- AIM OF THE EXERCISE -
According to the commentary on Ashtavakra's verses below, which three cravings cool in a rare, blessed man merely from watching the world's scramble?

===== EXTRACT

कृताकृते च द्वन्द्वानि कदा शान्तानि कस्य वा।
एवं ज्ञात्वेह निर्वेदाद्भव त्यागपरोऽव्रती॥

Then Ashtavakra calls him son with affection and tells him a rare thing. For some rare and blessed man, merely watching the world’s scramble cools all three cravings: the hunger to live, the hunger to enjoy, and the thirst to know. Go into the marketplace and watch the people, every one of them running, harried, worn thin; watching this alone, an easy recognition settles into a blessed mind, that this whole rush is for the sake of what. And the wish to know grows still as well, because for the one who knows there is nothing left to learn.

Shloka 2

कस्यापि तात धन्यस्य लोकचेष्टावलोकनात्।
जीवितेच्छा बुभुक्षा च बुभुत्सोपशमः गताः॥

Everything you see, Ashtavakra says, is impermanent, stained by the three torments, hollow, blameworthy, and fit to be let go; once this is settled, the seeker grows calm. The three torments are these: the spiritual one that rises from within yourself (adhyatmika), the material one that comes from others (adhibhautika), and the elemental one that arrives from nature’s blows (adhidaivika). Any pleasure you find will be stained by one of these three; there is no clean pleasure anywhere. Think of any occasion that pleases you and look for the torment mixed into it, for somewhere in every joy a grip stays hidden.

Shloka 3

अनित्यं सर्वमेवेदं तापत्रितयदूषितम्।
असारं निन्दितं हेयमिति निश्चित्य शाम्यति॥

Now Ashtavakra breaks the illusion that some day will come when the opposites fall quiet on their own. What time is that, what age, in which people carry no opposites? Childhood has its own, youth its own, old age its own; every age brings its own struggle along. So the seeker who overlooks them and lives in whatever comes reaches fulfillment. This overlooking carries no contempt; it is simply giving up the tangle with them and settling into whatever stands before you. Stop waiting for the opposites to end, and start learning right now to leave them unseen.

Shloka 4

कोऽसौ कालो वयः किं वा यत्र द्वन्द्वानि नो नृणाम्।
तान्युपेक्ष्य यथाप्राप्तवर्ती सिद्धिमवाप्नुयात्॥

A seeker often keeps hunting for a single doctrine, thinking this one is the truth. But Ashtavakra points to a subtle thing. The doctrines of the great sages, the saints, the yogis differ so widely from one another; the man on whom nirveda descends at the sight of this, why would he not grow calm? Every guru, every teacher, every text is saying something else, and at first glance this looks bewildering. Yet this very bewilderment is the greatest teaching, because it tells you the answer waits inside your own experience, in no doctrine outside.

Shloka 5

नाना मतं महर्षीणां साधूनां योगिनां तथा।
दृष्ट्वा निर्वेदमापन्नः को न शाम्यति मानवः॥

Here the mark of a guru grows clearer too. The one who brings a true knowing of consciousness, and by the method of nirveda and equanimity ferries you across the world, is that not the true guru? Teaching ritual alone does not make a guru; the true guru awakens awareness and carries you past this coming and going by the road of equanimity. And this method differs for every student: for one through story, for another through meditation, for another through direct self-inquiry; the right guru chooses exactly the means that fits each student.

==========
===== MATERIAL

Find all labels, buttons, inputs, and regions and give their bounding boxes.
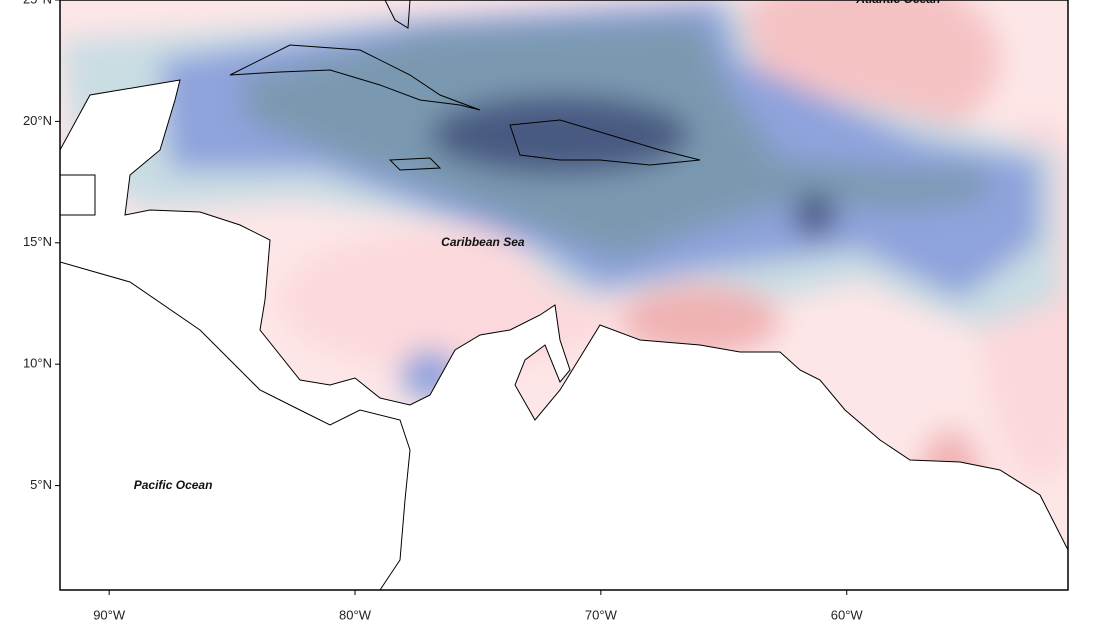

==========

- SOLUTION FOR THIS TASK -
The hunger to live, the hunger to enjoy, and the thirst to know.